Why no sleepers on UK trucks

I did my share of planks across the bonnet, later i got a Crusader with a cushette, previously a Scanny 110 day cab with the same, cushette eh there’s posh for you :laughing:

It was different days, we were a hell of lot less snowflakey then and generally out to make a living doing the job we wanted to do from when we were kids, the difference in pay between a company paying 25% of what the motor earned with an old Mickey Mouse Foden or Buffalo and the all flash no cash crew down the road with their Swedish sleepers was considerable, pay was my first priority so old MM it was.

I liked going in decent digs, indeed right up until i finished on the transporters i’d still book into a B&B or cheapy hotel once a week or so if i could find one near where i could park the motor safely.

The thing about nights out in those days, and still the same for sane drivers now, whilst we might sleep in the lorry we’d always get away from the thing for a few hours, decent meal a pint or two, a chat with other normal humans or get comfy in a corner of the pub (preferably at an advantageous totty spotting point) with a decent book for a couple of hours.

Course in the older more sensible days it was a 12.5 hour max day, so chances were you’d be parking up at tea time latest, and there were lots of places to park near to or in town.

════════════════

Please answer these questions about the forum post on UK truck sleepers:
1. What share of what the motor earned did the company with the old Mickey Mouse Foden or Buffalo pay?
2. How often did the writer book into a B&B or cheap hotel, up until finishing on the transporters?
3. What was the maximum length of a working day in the older days?

- DATA:
════════════════

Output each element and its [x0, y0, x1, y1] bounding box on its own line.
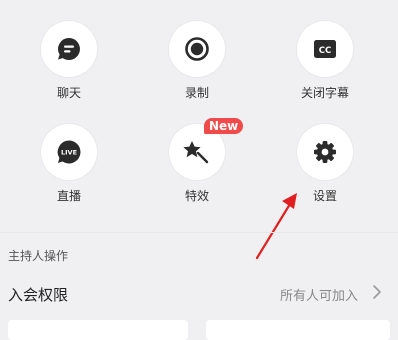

════════════════

- PROBLEM SOLUTION:
1. 25%
2. Once a week or so
3. 12.5 hours